-- start Dataset extract --

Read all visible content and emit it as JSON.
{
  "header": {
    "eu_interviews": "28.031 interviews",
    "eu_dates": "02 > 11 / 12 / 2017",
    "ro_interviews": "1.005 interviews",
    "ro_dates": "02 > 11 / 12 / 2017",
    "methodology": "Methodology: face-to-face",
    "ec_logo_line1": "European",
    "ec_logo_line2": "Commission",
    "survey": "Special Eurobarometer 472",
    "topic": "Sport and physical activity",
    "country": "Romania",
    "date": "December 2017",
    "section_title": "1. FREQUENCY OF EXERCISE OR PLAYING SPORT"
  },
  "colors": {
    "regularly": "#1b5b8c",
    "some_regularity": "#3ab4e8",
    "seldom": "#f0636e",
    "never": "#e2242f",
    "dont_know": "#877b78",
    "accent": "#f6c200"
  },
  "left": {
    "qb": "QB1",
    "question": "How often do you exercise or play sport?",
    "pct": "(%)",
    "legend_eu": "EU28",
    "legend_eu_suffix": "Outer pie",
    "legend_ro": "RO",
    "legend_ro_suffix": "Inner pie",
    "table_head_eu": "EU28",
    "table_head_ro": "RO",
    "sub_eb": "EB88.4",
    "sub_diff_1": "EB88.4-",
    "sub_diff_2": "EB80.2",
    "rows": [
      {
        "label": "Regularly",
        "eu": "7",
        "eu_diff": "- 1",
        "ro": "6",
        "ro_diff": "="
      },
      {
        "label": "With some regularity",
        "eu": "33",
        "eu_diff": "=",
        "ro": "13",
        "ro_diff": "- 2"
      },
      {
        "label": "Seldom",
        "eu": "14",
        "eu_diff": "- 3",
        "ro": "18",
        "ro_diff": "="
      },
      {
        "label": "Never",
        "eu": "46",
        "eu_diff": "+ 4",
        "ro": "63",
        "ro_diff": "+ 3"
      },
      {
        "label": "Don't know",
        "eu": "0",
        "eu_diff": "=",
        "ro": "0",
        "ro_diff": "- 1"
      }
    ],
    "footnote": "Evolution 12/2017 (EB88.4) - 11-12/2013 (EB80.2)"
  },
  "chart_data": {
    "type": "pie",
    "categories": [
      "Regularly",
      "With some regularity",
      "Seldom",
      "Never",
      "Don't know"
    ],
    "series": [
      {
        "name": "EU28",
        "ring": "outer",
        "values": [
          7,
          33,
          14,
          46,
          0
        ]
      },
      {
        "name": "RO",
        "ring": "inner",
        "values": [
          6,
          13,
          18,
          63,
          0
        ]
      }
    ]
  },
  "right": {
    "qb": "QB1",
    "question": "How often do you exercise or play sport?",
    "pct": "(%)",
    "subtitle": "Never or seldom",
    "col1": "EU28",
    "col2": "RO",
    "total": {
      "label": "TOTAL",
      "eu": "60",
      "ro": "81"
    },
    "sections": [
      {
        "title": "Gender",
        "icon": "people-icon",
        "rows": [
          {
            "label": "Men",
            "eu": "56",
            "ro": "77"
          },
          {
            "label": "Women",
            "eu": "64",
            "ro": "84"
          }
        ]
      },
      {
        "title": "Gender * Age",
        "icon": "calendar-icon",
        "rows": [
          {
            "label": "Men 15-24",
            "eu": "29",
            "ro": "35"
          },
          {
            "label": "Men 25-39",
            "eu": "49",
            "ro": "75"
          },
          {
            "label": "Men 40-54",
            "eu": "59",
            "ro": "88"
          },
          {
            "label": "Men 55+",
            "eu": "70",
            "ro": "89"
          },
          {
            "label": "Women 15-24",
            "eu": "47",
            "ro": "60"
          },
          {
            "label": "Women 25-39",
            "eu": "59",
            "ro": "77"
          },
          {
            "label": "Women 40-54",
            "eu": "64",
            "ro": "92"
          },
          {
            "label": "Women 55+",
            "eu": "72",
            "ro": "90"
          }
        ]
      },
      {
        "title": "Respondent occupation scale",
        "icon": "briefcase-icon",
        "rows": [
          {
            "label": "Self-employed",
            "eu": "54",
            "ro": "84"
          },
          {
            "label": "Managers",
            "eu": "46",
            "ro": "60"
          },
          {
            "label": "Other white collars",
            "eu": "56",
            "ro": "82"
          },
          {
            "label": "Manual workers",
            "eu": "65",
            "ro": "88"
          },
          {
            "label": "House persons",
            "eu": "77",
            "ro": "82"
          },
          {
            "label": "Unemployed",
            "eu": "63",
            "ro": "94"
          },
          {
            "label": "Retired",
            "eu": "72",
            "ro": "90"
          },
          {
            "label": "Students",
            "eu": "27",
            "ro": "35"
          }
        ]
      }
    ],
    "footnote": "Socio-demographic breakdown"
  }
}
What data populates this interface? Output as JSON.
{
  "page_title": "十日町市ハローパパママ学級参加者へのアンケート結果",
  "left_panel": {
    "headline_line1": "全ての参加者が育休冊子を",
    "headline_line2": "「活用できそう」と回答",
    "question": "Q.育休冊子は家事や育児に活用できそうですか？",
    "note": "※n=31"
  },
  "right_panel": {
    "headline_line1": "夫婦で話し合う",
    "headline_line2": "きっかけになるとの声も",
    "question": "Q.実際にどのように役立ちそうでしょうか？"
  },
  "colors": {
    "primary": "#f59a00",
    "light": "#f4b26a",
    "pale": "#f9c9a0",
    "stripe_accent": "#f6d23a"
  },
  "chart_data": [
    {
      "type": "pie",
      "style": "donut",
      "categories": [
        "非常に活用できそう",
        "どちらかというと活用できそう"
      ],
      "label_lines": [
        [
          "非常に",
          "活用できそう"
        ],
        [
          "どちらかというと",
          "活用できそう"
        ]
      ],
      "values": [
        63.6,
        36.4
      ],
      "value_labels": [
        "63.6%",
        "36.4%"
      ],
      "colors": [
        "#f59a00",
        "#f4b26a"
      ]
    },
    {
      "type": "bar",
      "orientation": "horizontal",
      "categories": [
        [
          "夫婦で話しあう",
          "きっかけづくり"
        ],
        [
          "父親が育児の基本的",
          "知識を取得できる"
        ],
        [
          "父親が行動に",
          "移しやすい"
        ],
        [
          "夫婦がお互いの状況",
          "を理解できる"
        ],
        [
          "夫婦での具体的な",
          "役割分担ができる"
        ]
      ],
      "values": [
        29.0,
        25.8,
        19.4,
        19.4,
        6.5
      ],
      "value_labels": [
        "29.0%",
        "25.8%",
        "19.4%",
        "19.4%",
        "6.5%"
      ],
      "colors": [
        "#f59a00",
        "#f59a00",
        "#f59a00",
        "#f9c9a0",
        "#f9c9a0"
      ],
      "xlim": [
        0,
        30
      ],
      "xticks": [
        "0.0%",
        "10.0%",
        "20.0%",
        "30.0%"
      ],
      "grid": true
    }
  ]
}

-- end Dataset extract --

### Goal
Copy out the material above in its entirety. Every detail must match.

### Task answer
Read all visible content and emit it as JSON.
{
  "header": {
    "eu_interviews": "28.031 interviews",
    "eu_dates": "02 > 11 / 12 / 2017",
    "ro_interviews": "1.005 interviews",
    "ro_dates": "02 > 11 / 12 / 2017",
    "methodology": "Methodology: face-to-face",
    "ec_logo_line1": "European",
    "ec_logo_line2": "Commission",
    "survey": "Special Eurobarometer 472",
    "topic": "Sport and physical activity",
    "country": "Romania",
    "date": "December 2017",
    "section_title": "1. FREQUENCY OF EXERCISE OR PLAYING SPORT"
  },
  "colors": {
    "regularly": "#1b5b8c",
    "some_regularity": "#3ab4e8",
    "seldom": "#f0636e",
    "never": "#e2242f",
    "dont_know": "#877b78",
    "accent": "#f6c200"
  },
  "left": {
    "qb": "QB1",
    "question": "How often do you exercise or play sport?",
    "pct": "(%)",
    "legend_eu": "EU28",
    "legend_eu_suffix": "Outer pie",
    "legend_ro": "RO",
    "legend_ro_suffix": "Inner pie",
    "table_head_eu": "EU28",
    "table_head_ro": "RO",
    "sub_eb": "EB88.4",
    "sub_diff_1": "EB88.4-",
    "sub_diff_2": "EB80.2",
    "rows": [
      {
        "label": "Regularly",
        "eu": "7",
        "eu_diff": "- 1",
        "ro": "6",
        "ro_diff": "="
      },
      {
        "label": "With some regularity",
        "eu": "33",
        "eu_diff": "=",
        "ro": "13",
        "ro_diff": "- 2"
      },
      {
        "label": "Seldom",
        "eu": "14",
        "eu_diff": "- 3",
        "ro": "18",
        "ro_diff": "="
      },
      {
        "label": "Never",
        "eu": "46",
        "eu_diff": "+ 4",
        "ro": "63",
        "ro_diff": "+ 3"
      },
      {
        "label": "Don't know",
        "eu": "0",
        "eu_diff": "=",
        "ro": "0",
        "ro_diff": "- 1"
      }
    ],
    "footnote": "Evolution 12/2017 (EB88.4) - 11-12/2013 (EB80.2)"
  },
  "chart_data": {
    "type": "pie",
    "categories": [
      "Regularly",
      "With some regularity",
      "Seldom",
      "Never",
      "Don't know"
    ],
    "series": [
      {
        "name": "EU28",
        "ring": "outer",
        "values": [
          7,
          33,
          14,
          46,
          0
        ]
      },
      {
        "name": "RO",
        "ring": "inner",
        "values": [
          6,
          13,
          18,
          63,
          0
        ]
      }
    ]
  },
  "right": {
    "qb": "QB1",
    "question": "How often do you exercise or play sport?",
    "pct": "(%)",
    "subtitle": "Never or seldom",
    "col1": "EU28",
    "col2": "RO",
    "total": {
      "label": "TOTAL",
      "eu": "60",
      "ro": "81"
    },
    "sections": [
      {
        "title": "Gender",
        "icon": "people-icon",
        "rows": [
          {
            "label": "Men",
            "eu": "56",
            "ro": "77"
          },
          {
            "label": "Women",
            "eu": "64",
            "ro": "84"
          }
        ]
      },
      {
        "title": "Gender * Age",
        "icon": "calendar-icon",
        "rows": [
          {
            "label": "Men 15-24",
            "eu": "29",
            "ro": "35"
          },
          {
            "label": "Men 25-39",
            "eu": "49",
            "ro": "75"
          },
          {
            "label": "Men 40-54",
            "eu": "59",
            "ro": "88"
          },
          {
            "label": "Men 55+",
            "eu": "70",
            "ro": "89"
          },
          {
            "label": "Women 15-24",
            "eu": "47",
            "ro": "60"
          },
          {
            "label": "Women 25-39",
            "eu": "59",
            "ro": "77"
          },
          {
            "label": "Women 40-54",
            "eu": "64",
            "ro": "92"
          },
          {
            "label": "Women 55+",
            "eu": "72",
            "ro": "90"
          }
        ]
      },
      {
        "title": "Respondent occupation scale",
        "icon": "briefcase-icon",
        "rows": [
          {
            "label": "Self-employed",
            "eu": "54",
            "ro": "84"
          },
          {
            "label": "Managers",
            "eu": "46",
            "ro": "60"
          },
          {
            "label": "Other white collars",
            "eu": "56",
            "ro": "82"
          },
          {
            "label": "Manual workers",
            "eu": "65",
            "ro": "88"
          },
          {
            "label": "House persons",
            "eu": "77",
            "ro": "82"
          },
          {
            "label": "Unemployed",
            "eu": "63",
            "ro": "94"
          },
          {
            "label": "Retired",
            "eu": "72",
            "ro": "90"
          },
          {
            "label": "Students",
            "eu": "27",
            "ro": "35"
          }
        ]
      }
    ],
    "footnote": "Socio-demographic breakdown"
  }
}
What data populates this interface? Output as JSON.
{
  "page_title": "十日町市ハローパパママ学級参加者へのアンケート結果",
  "left_panel": {
    "headline_line1": "全ての参加者が育休冊子を",
    "headline_line2": "「活用できそう」と回答",
    "question": "Q.育休冊子は家事や育児に活用できそうですか？",
    "note": "※n=31"
  },
  "right_panel": {
    "headline_line1": "夫婦で話し合う",
    "headline_line2": "きっかけになるとの声も",
    "question": "Q.実際にどのように役立ちそうでしょうか？"
  },
  "colors": {
    "primary": "#f59a00",
    "light": "#f4b26a",
    "pale": "#f9c9a0",
    "stripe_accent": "#f6d23a"
  },
  "chart_data": [
    {
      "type": "pie",
      "style": "donut",
      "categories": [
        "非常に活用できそう",
        "どちらかというと活用できそう"
      ],
      "label_lines": [
        [
          "非常に",
          "活用できそう"
        ],
        [
          "どちらかというと",
          "活用できそう"
        ]
      ],
      "values": [
        63.6,
        36.4
      ],
      "value_labels": [
        "63.6%",
        "36.4%"
      ],
      "colors": [
        "#f59a00",
        "#f4b26a"
      ]
    },
    {
      "type": "bar",
      "orientation": "horizontal",
      "categories": [
        [
          "夫婦で話しあう",
          "きっかけづくり"
        ],
        [
          "父親が育児の基本的",
          "知識を取得できる"
        ],
        [
          "父親が行動に",
          "移しやすい"
        ],
        [
          "夫婦がお互いの状況",
          "を理解できる"
        ],
        [
          "夫婦での具体的な",
          "役割分担ができる"
        ]
      ],
      "values": [
        29.0,
        25.8,
        19.4,
        19.4,
        6.5
      ],
      "value_labels": [
        "29.0%",
        "25.8%",
        "19.4%",
        "19.4%",
        "6.5%"
      ],
      "colors": [
        "#f59a00",
        "#f59a00",
        "#f59a00",
        "#f9c9a0",
        "#f9c9a0"
      ],
      "xlim": [
        0,
        30
      ],
      "xticks": [
        "0.0%",
        "10.0%",
        "20.0%",
        "30.0%"
      ],
      "grid": true
    }
  ]
}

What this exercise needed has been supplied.